Short exercise
Transcribe the material word for word, but without the images.

##### Task input #####

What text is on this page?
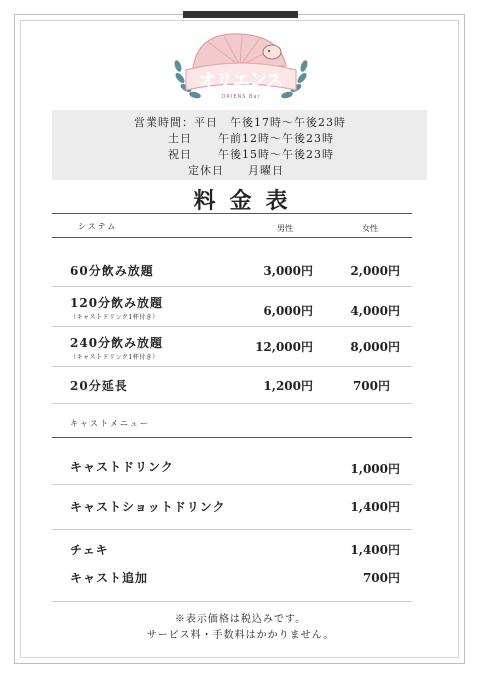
オリエンス
ORIENS Bar
営業時間：平日 午後17時～午後23時
土日 午前12時～午後23時
祝日 午後15時～午後23時
定休日 月曜日
料金表
システム	男性	女性
60分飲み放題	3,000円	2,000円
120分飲み放題
（キャストドリンク1杯付き）	6,000円	4,000円
240分飲み放題
（キャストドリンク1杯付き）
12,000円	8,000円
20分延長	1,200円	700円
キャストメニュー
キャストドリンク	1,000円
キャストショットドリンク	1,400円
チェキ	1,400円
キャスト追加	700円
※表示価格は税込みです。
サービス料・手数料はかかりません。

#####

Output of the exercise
What text is on this page?
オリエンス
ORIENS Bar
営業時間：平日 午後17時～午後23時
土日 午前12時～午後23時
祝日 午後15時～午後23時
定休日 月曜日
料金表
システム	男性	女性
60分飲み放題	3,000円	2,000円
120分飲み放題
（キャストドリンク1杯付き）	6,000円	4,000円
240分飲み放題
（キャストドリンク1杯付き）
12,000円	8,000円
20分延長	1,200円	700円
キャストメニュー
キャストドリンク	1,000円
キャストショットドリンク	1,400円
チェキ	1,400円
キャスト追加	700円
※表示価格は税込みです。
サービス料・手数料はかかりません。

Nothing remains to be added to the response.